WHAT YOU HAVE TO DO
In the entries below, identify every line with the string "chevron" and copy it.

## Start INPUT

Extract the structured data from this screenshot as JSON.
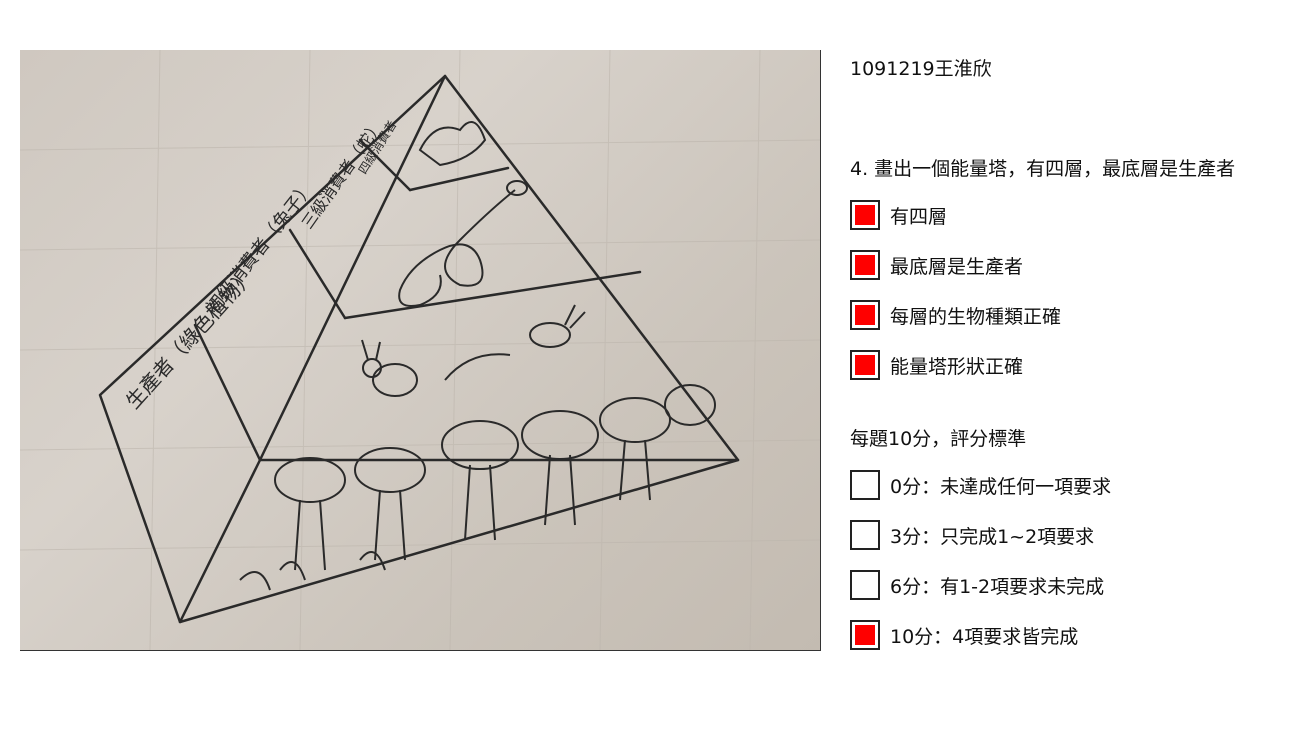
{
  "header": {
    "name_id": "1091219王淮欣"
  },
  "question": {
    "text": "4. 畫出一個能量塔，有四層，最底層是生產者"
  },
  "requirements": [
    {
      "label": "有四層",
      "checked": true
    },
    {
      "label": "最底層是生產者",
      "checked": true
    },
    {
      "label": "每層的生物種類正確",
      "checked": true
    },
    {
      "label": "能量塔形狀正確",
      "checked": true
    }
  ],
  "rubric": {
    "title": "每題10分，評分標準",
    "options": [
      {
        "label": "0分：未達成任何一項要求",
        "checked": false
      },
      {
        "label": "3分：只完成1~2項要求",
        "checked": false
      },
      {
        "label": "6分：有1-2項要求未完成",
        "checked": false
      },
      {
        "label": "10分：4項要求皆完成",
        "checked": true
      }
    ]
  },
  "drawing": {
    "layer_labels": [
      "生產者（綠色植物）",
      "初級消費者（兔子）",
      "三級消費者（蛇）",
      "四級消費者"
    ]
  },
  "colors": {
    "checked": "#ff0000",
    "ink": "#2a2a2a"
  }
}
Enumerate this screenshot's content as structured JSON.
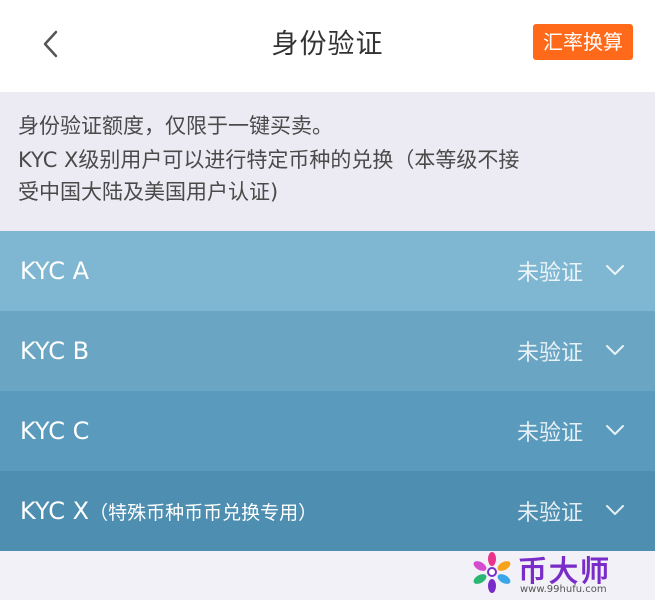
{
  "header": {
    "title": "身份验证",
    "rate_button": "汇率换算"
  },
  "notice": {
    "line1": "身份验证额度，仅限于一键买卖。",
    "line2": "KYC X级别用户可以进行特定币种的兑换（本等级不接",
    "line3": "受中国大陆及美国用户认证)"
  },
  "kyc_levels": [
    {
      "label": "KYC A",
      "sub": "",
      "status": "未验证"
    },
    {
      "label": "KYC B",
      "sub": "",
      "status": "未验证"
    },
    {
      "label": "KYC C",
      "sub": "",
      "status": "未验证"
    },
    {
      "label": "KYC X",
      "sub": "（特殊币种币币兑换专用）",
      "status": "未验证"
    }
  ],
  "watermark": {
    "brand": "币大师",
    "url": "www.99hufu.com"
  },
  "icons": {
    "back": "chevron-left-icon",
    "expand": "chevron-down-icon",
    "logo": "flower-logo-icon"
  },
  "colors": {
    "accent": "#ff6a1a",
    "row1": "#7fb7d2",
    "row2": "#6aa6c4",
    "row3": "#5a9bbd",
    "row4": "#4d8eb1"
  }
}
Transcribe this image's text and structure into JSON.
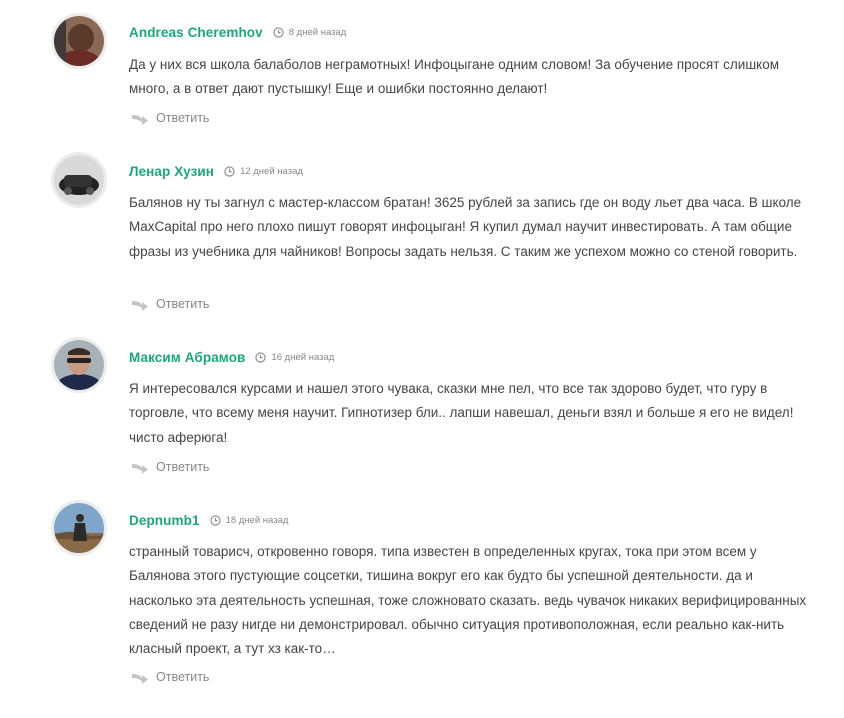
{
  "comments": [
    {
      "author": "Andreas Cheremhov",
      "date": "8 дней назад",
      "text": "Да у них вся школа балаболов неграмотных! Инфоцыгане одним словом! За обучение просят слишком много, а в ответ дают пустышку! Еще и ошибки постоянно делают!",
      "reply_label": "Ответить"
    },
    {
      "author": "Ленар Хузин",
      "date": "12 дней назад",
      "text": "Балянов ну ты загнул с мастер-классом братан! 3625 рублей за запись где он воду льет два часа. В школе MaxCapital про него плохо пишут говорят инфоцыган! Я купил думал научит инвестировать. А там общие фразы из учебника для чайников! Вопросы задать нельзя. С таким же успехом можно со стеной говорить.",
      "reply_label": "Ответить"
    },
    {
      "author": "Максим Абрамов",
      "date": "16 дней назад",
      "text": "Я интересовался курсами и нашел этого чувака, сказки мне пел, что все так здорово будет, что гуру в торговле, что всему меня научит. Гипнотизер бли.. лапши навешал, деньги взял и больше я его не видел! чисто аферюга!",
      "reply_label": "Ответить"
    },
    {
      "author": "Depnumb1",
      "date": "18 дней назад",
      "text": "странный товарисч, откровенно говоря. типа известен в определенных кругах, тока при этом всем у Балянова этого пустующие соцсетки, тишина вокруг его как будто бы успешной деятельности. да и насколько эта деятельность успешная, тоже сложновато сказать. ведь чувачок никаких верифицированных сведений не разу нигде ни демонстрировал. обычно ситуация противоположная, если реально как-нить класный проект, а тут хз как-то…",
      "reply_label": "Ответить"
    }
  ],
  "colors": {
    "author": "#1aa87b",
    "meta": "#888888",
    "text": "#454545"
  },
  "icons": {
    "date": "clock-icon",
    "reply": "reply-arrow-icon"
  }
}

## End INPUT

EXERCISE OUTPUT
    "back": "chevron-left-icon",
    "expand": "chevron-down-icon",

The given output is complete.